- Article
◆ ◆ ◆

Keywords: Cloud computing, Sustainable performance, Sustainable development goals (SDGs), SMEs, Technology–organization–environment (TOE), PLS-SEM, ANN

1. Introduction

Cloud computing has emerged as one of the most significant technological advancements of the past decade, revolutionizing how organizations operate and conduct business [1]. The cloud computing paradigm enables firms to access on-demand computing resources, software, and applications over the Internet, reducing the need for costly hardware and software investments [2]. The integration of cloud computing has been widespread among organizations, from large corporations to small and medium enterprises (SMEs) [3]. The synchronization of data between local on-premises servers and remote Software as a Service (SaaS) applications and cloud services is known as cloud integration [4]. This process enables access to a wide range of computing resources, including applications, networks, and services, with minimal effort to interact and manage with the service provider [5]. Organizations are expected to employ efficient and innovative technologies to maintain adequate levels of productivity within their ecosystems [6]. Cloud computing provides a cost-effective and flexible solution to achieve these objectives by providing access to IT resources [7,8].

◆ ◆ ◆

- Supplied information

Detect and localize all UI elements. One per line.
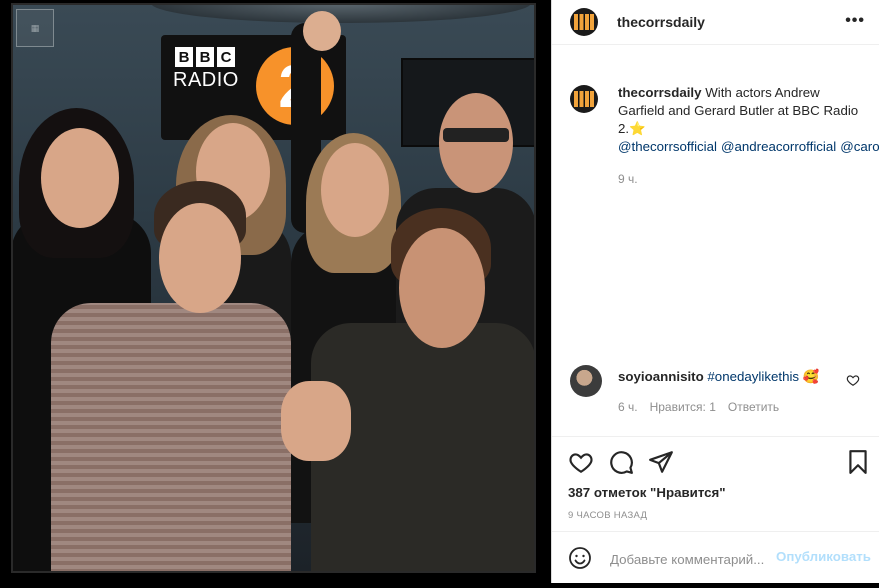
avatar[interactable] (570, 8, 598, 36)
bbc-radio-text: RADIO (173, 69, 239, 91)
comment-meta: 6 ч. Нравится: 1 Ответить (618, 400, 779, 414)
heart-icon[interactable] (568, 449, 594, 475)
comment-likes[interactable]: Нравится: 1 (650, 400, 716, 414)
share-icon[interactable] (648, 449, 674, 475)
watermark-logo: ▦ (16, 9, 54, 47)
comment-username[interactable]: soyioannisito (618, 369, 704, 384)
hashtag-link[interactable]: @carolinecorrofficial (840, 139, 879, 154)
emoji-icon[interactable] (568, 546, 592, 570)
avatar[interactable] (570, 85, 598, 113)
post-header: thecorrsdaily ••• (552, 0, 879, 45)
ceiling-light (151, 3, 531, 23)
likes-count[interactable]: 387 отметок "Нравится" (568, 485, 726, 500)
face (399, 228, 485, 348)
person-checked-shirt (51, 303, 291, 573)
publish-button[interactable]: Опубликовать (776, 549, 871, 564)
hashtag-link[interactable]: @andreacorrofficial (721, 139, 836, 154)
action-icons (568, 449, 674, 475)
waving-hand (281, 381, 351, 461)
hashtag-list: @thecorrsofficial @andreacorrofficial @car… (618, 138, 879, 156)
reply-button[interactable]: Ответить (728, 400, 779, 414)
bookmark-icon[interactable] (845, 449, 871, 475)
comment-input[interactable] (608, 547, 777, 571)
comment-item: soyioannisito #onedaylikethis 🥰 6 ч. Нра… (570, 365, 870, 425)
face (321, 143, 389, 237)
more-horizontal-icon[interactable]: ••• (845, 12, 865, 30)
comment-icon[interactable] (608, 449, 634, 475)
post-side-panel: thecorrsdaily ••• thecorrsdaily With act… (551, 0, 879, 583)
face (159, 203, 241, 313)
post-actions: 387 отметок "Нравится" 9 ЧАСОВ НАЗАД Опу… (552, 436, 879, 587)
comment-time[interactable]: 6 ч. (618, 400, 638, 414)
caption-text: thecorrsdaily With actors Andrew Garfiel… (618, 84, 879, 188)
comment-hashtag[interactable]: #onedaylikethis (707, 369, 799, 384)
bbc-letter: C (217, 47, 235, 67)
face (439, 93, 513, 193)
comments-area: thecorrsdaily With actors Andrew Garfiel… (552, 45, 879, 435)
photo-pane: ▦ B B C RADIO 2 (0, 0, 551, 583)
header-username[interactable]: thecorrsdaily (617, 14, 705, 30)
face (41, 128, 119, 228)
bbc-letter: B (175, 47, 193, 67)
heart-icon[interactable] (846, 373, 860, 387)
avatar[interactable] (570, 365, 602, 397)
glasses (443, 128, 509, 142)
bbc-letter: B (196, 47, 214, 67)
smiling-face-hearts-emoji: 🥰 (802, 369, 820, 384)
caption-time[interactable]: 9 ч. (618, 170, 866, 188)
add-comment-bar: Опубликовать (552, 531, 879, 588)
post-photo[interactable]: ▦ B B C RADIO 2 (11, 3, 536, 573)
raised-hand (303, 11, 341, 51)
post-timestamp[interactable]: 9 ЧАСОВ НАЗАД (568, 510, 647, 521)
comment-text: soyioannisito #onedaylikethis 🥰 (618, 369, 819, 385)
hashtag-link[interactable]: @thecorrsofficial (618, 139, 717, 154)
caption-username[interactable]: thecorrsdaily (618, 85, 702, 100)
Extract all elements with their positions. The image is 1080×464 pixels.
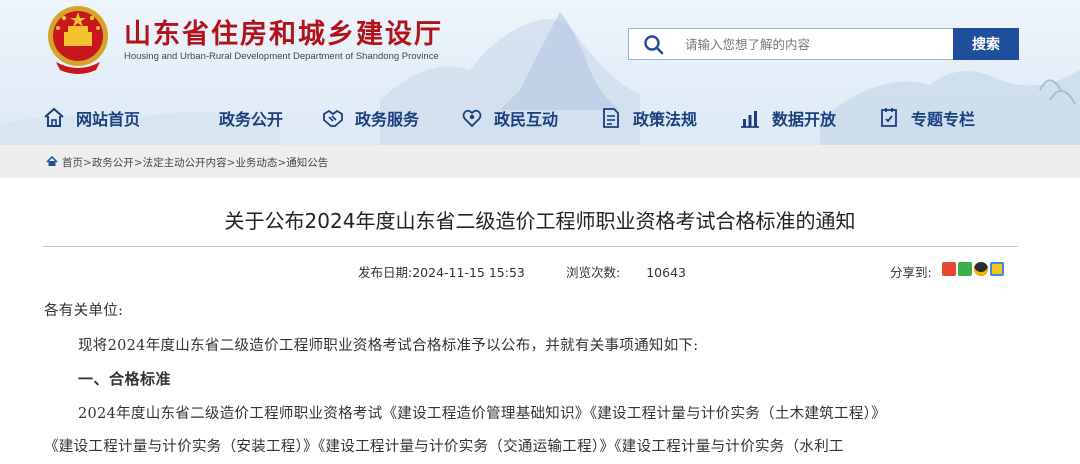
breadcrumb: 首页>政务公开>法定主动公开内容>业务动态>通知公告 [62, 155, 328, 170]
breadcrumb-separator: > [133, 157, 143, 169]
article-title: 关于公布2024年度山东省二级造价工程师职业资格考试合格标准的通知 [224, 209, 856, 233]
title-divider [43, 246, 1018, 247]
breadcrumb-link-business-news[interactable]: 业务动态 [235, 157, 277, 169]
breadcrumb-link-home[interactable]: 首页 [62, 157, 83, 169]
publish-value: 2024-11-15 15:53 [412, 265, 525, 280]
chart-icon [741, 111, 759, 128]
search-icon [644, 35, 664, 55]
views-label: 浏览次数: [566, 265, 621, 280]
nav-item-gov-affairs[interactable]: 政务公开 [219, 106, 283, 130]
qq-icon[interactable] [974, 262, 988, 276]
weibo-icon[interactable] [942, 262, 956, 276]
nav-item-services[interactable]: 政务服务 [321, 106, 419, 130]
nav-label: 网站首页 [76, 110, 141, 129]
salutation: 各有关单位: [44, 303, 124, 319]
breadcrumb-link-notices[interactable]: 通知公告 [286, 157, 328, 169]
body-paragraph-line: 《建设工程计量与计价实务（安装工程）》《建设工程计量与计价实务（交通运输工程）》… [44, 439, 844, 455]
topic-icon [881, 108, 897, 127]
site-subtitle: Housing and Urban-Rural Development Depa… [124, 51, 439, 62]
nav-item-topics[interactable]: 专题专栏 [877, 106, 975, 130]
qzone-icon[interactable] [990, 262, 1004, 276]
nav-item-home[interactable]: 网站首页 [42, 106, 140, 130]
site-title: 山东省住房和城乡建设厅 [124, 19, 443, 50]
section-heading: 一、合格标准 [78, 370, 172, 388]
search-button[interactable]: 搜索 [953, 28, 1019, 60]
nav-label: 政策法规 [633, 110, 698, 129]
views-value: 10643 [646, 265, 686, 280]
breadcrumb-separator: > [277, 157, 287, 169]
nav-label: 专题专栏 [911, 110, 976, 129]
breadcrumb-separator: > [83, 157, 92, 169]
handshake-icon [323, 109, 343, 127]
share-icons [942, 262, 1004, 276]
nav-label: 数据开放 [772, 110, 837, 129]
intro-paragraph: 现将2024年度山东省二级造价工程师职业资格考试合格标准予以公布，并就有关事项通… [78, 338, 699, 354]
document-icon [603, 108, 619, 128]
body-paragraph-line: 2024年度山东省二级造价工程师职业资格考试《建设工程造价管理基础知识》《建设工… [78, 406, 886, 422]
search-input[interactable] [685, 34, 935, 54]
national-emblem-logo [48, 6, 108, 74]
search-box [628, 28, 953, 60]
breadcrumb-link-gov-affairs[interactable]: 政务公开 [92, 157, 134, 169]
publish-date: 发布日期:2024-11-15 15:53 [358, 262, 525, 281]
breadcrumb-bar: 首页>政务公开>法定主动公开内容>业务动态>通知公告 [0, 145, 1080, 178]
nav-label: 政务公开 [219, 110, 284, 129]
nav-label: 政务服务 [355, 110, 420, 129]
home-icon [46, 156, 58, 166]
nav-item-policies[interactable]: 政策法规 [599, 106, 697, 130]
publish-label: 发布日期: [358, 265, 413, 280]
view-count: 浏览次数: 10643 [566, 262, 686, 281]
nav-item-open-data[interactable]: 数据开放 [738, 106, 836, 130]
home-icon [44, 107, 64, 127]
nav-item-interaction[interactable]: 政民互动 [460, 106, 558, 130]
main-nav: 网站首页 政务公开 政务服务 政民互动 政策法规 数据开放 专题专栏 [0, 100, 1080, 136]
interaction-icon [462, 109, 482, 128]
wechat-icon[interactable] [958, 262, 972, 276]
share-label: 分享到: [890, 265, 932, 280]
nav-label: 政民互动 [494, 110, 559, 129]
site-header: 山东省住房和城乡建设厅 Housing and Urban-Rural Deve… [0, 0, 1080, 145]
breadcrumb-link-disclosure[interactable]: 法定主动公开内容 [143, 157, 227, 169]
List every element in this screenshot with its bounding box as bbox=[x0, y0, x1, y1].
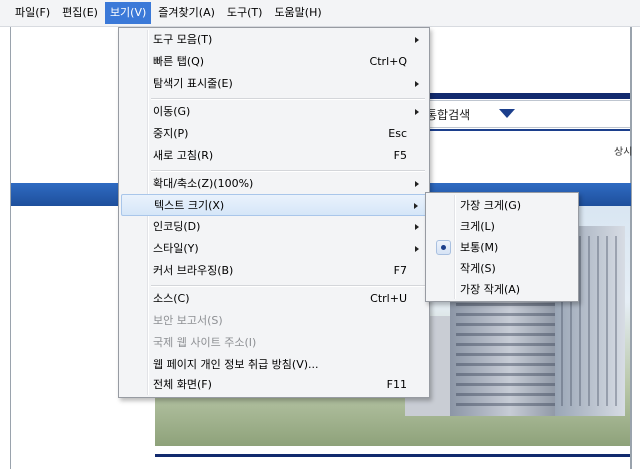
menu-item-stop[interactable]: 중지(P) Esc bbox=[121, 123, 427, 145]
menu-item-encoding[interactable]: 인코딩(D) bbox=[121, 216, 427, 238]
menu-favorites[interactable]: 즐겨찾기(A) bbox=[153, 2, 220, 24]
shortcut-label: F11 bbox=[386, 378, 407, 391]
text-size-medium[interactable]: 보통(M) bbox=[428, 237, 576, 258]
header-stripe bbox=[430, 93, 630, 99]
menu-item-label: 가장 크게(G) bbox=[460, 199, 522, 212]
menu-item-label: 가장 작게(A) bbox=[460, 283, 521, 296]
menu-item-quick-tabs[interactable]: 빠른 탭(Q) Ctrl+Q bbox=[121, 51, 427, 73]
menu-item-go-to[interactable]: 이동(G) bbox=[121, 101, 427, 123]
menu-edit[interactable]: 편집(E) bbox=[57, 2, 103, 24]
menu-item-international-address: 국제 웹 사이트 주소(I) bbox=[121, 332, 427, 354]
menu-item-label: 커서 브라우징(B) bbox=[153, 264, 234, 277]
menu-bar: 파일(F) 편집(E) 보기(V) 즐겨찾기(A) 도구(T) 도움말(H) bbox=[0, 0, 640, 27]
menu-item-full-screen[interactable]: 전체 화면(F) F11 bbox=[121, 374, 427, 396]
submenu-arrow-icon bbox=[415, 81, 419, 87]
scrollbar-edge[interactable] bbox=[630, 27, 632, 469]
menu-item-zoom[interactable]: 확대/축소(Z)(100%) bbox=[121, 173, 427, 195]
search-category-select[interactable]: 통합검색 bbox=[420, 100, 630, 128]
shortcut-label: Ctrl+U bbox=[370, 292, 407, 305]
menu-item-caret-browsing[interactable]: 커서 브라우징(B) F7 bbox=[121, 260, 427, 282]
menu-separator bbox=[151, 98, 425, 100]
menu-separator bbox=[151, 170, 425, 172]
menu-item-label: 스타일(Y) bbox=[153, 242, 199, 255]
text-size-smaller[interactable]: 작게(S) bbox=[428, 258, 576, 279]
shortcut-label: Esc bbox=[388, 127, 407, 140]
menu-item-label: 텍스트 크기(X) bbox=[154, 199, 225, 212]
submenu-arrow-icon bbox=[414, 203, 418, 209]
submenu-arrow-icon bbox=[415, 246, 419, 252]
shortcut-label: F5 bbox=[393, 149, 407, 162]
menu-item-label: 전체 화면(F) bbox=[153, 378, 212, 391]
menu-item-label: 웹 페이지 개인 정보 취급 방침(V)... bbox=[153, 358, 319, 371]
menu-item-label: 크게(L) bbox=[460, 220, 495, 233]
menu-item-label: 도구 모음(T) bbox=[153, 33, 213, 46]
menu-item-label: 보안 보고서(S) bbox=[153, 314, 223, 327]
menu-tools[interactable]: 도구(T) bbox=[222, 2, 268, 24]
menu-item-label: 중지(P) bbox=[153, 127, 189, 140]
menu-item-label: 빠른 탭(Q) bbox=[153, 55, 205, 68]
footer-line bbox=[155, 454, 630, 457]
menu-separator bbox=[151, 285, 425, 287]
submenu-arrow-icon bbox=[415, 181, 419, 187]
text-size-smallest[interactable]: 가장 작게(A) bbox=[428, 279, 576, 300]
text-size-submenu: 가장 크게(G) 크게(L) 보통(M) 작게(S) 가장 작게(A) bbox=[425, 192, 579, 302]
search-underline bbox=[420, 129, 630, 131]
menu-view[interactable]: 보기(V) bbox=[104, 2, 152, 24]
menu-item-label: 인코딩(D) bbox=[153, 220, 201, 233]
text-size-larger[interactable]: 크게(L) bbox=[428, 216, 576, 237]
menu-item-privacy-policy[interactable]: 웹 페이지 개인 정보 취급 방침(V)... bbox=[121, 354, 427, 376]
view-menu: 도구 모음(T) 빠른 탭(Q) Ctrl+Q 탐색기 표시줄(E) 이동(G)… bbox=[118, 27, 430, 398]
text-size-largest[interactable]: 가장 크게(G) bbox=[428, 195, 576, 216]
dropdown-arrow-icon[interactable] bbox=[499, 109, 515, 118]
menu-item-source[interactable]: 소스(C) Ctrl+U bbox=[121, 288, 427, 310]
menu-item-label: 탐색기 표시줄(E) bbox=[153, 77, 233, 90]
shortcut-label: F7 bbox=[393, 264, 407, 277]
menu-item-label: 작게(S) bbox=[460, 262, 496, 275]
menu-item-label: 새로 고침(R) bbox=[153, 149, 214, 162]
menu-item-label: 이동(G) bbox=[153, 105, 191, 118]
menu-item-toolbars[interactable]: 도구 모음(T) bbox=[121, 29, 427, 51]
header-link[interactable]: 상시 bbox=[614, 143, 632, 158]
menu-help[interactable]: 도움말(H) bbox=[269, 2, 326, 24]
radio-selected-icon bbox=[436, 240, 451, 255]
menu-item-style[interactable]: 스타일(Y) bbox=[121, 238, 427, 260]
menu-item-label: 보통(M) bbox=[460, 241, 499, 254]
menu-item-label: 국제 웹 사이트 주소(I) bbox=[153, 336, 257, 349]
menu-item-label: 확대/축소(Z)(100%) bbox=[153, 177, 254, 190]
menu-item-explorer-bars[interactable]: 탐색기 표시줄(E) bbox=[121, 73, 427, 95]
shortcut-label: Ctrl+Q bbox=[369, 55, 407, 68]
menu-file[interactable]: 파일(F) bbox=[10, 2, 55, 24]
submenu-arrow-icon bbox=[415, 224, 419, 230]
menu-item-label: 소스(C) bbox=[153, 292, 190, 305]
submenu-arrow-icon bbox=[415, 109, 419, 115]
submenu-arrow-icon bbox=[415, 37, 419, 43]
search-category-label: 통합검색 bbox=[426, 108, 471, 122]
menu-item-text-size[interactable]: 텍스트 크기(X) bbox=[121, 194, 427, 216]
menu-item-security-report: 보안 보고서(S) bbox=[121, 310, 427, 332]
menu-item-refresh[interactable]: 새로 고침(R) F5 bbox=[121, 145, 427, 167]
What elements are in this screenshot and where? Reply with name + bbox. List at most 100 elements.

◆ ◆ ◆

- Brief A
Answer from the cloud computing introduction:
(i) What term does the text use for synchronizing data between local on-premises servers and remote SaaS applications and cloud services?
(ii) Which need does the cloud computing paradigm reduce?
(iii) Access to what does cloud computing provide as a cost-effective and flexible solution?
- Brief B
Echo the part of the rows that opens with the line containing "menu-item-stop[interactable]: 중지(P) Esc" and closes with the line containing "menu-item-label: 커서 브라우징(B)".

- Correct answer A
(i) Cloud integration.
(ii) The need for costly hardware and software investments.
(iii) IT resources.

- Correct answer B
menu-item-stop[interactable]: 중지(P) Esc bbox=[121, 123, 427, 145]
menu-item-encoding[interactable]: 인코딩(D) bbox=[121, 216, 427, 238]
menu-favorites[interactable]: 즐겨찾기(A) bbox=[153, 2, 220, 24]
shortcut-label: F11 bbox=[386, 378, 407, 391]
text-size-medium[interactable]: 보통(M) bbox=[428, 237, 576, 258]
header-stripe bbox=[430, 93, 630, 99]
menu-item-label: 가장 크게(G) bbox=[460, 199, 522, 212]
menu-item-label: 가장 작게(A) bbox=[460, 283, 521, 296]
menu-item-quick-tabs[interactable]: 빠른 탭(Q) Ctrl+Q bbox=[121, 51, 427, 73]
menu-item-go-to[interactable]: 이동(G) bbox=[121, 101, 427, 123]
menu-edit[interactable]: 편집(E) bbox=[57, 2, 103, 24]
menu-item-international-address: 국제 웹 사이트 주소(I) bbox=[121, 332, 427, 354]
menu-item-label: 커서 브라우징(B) bbox=[153, 264, 234, 277]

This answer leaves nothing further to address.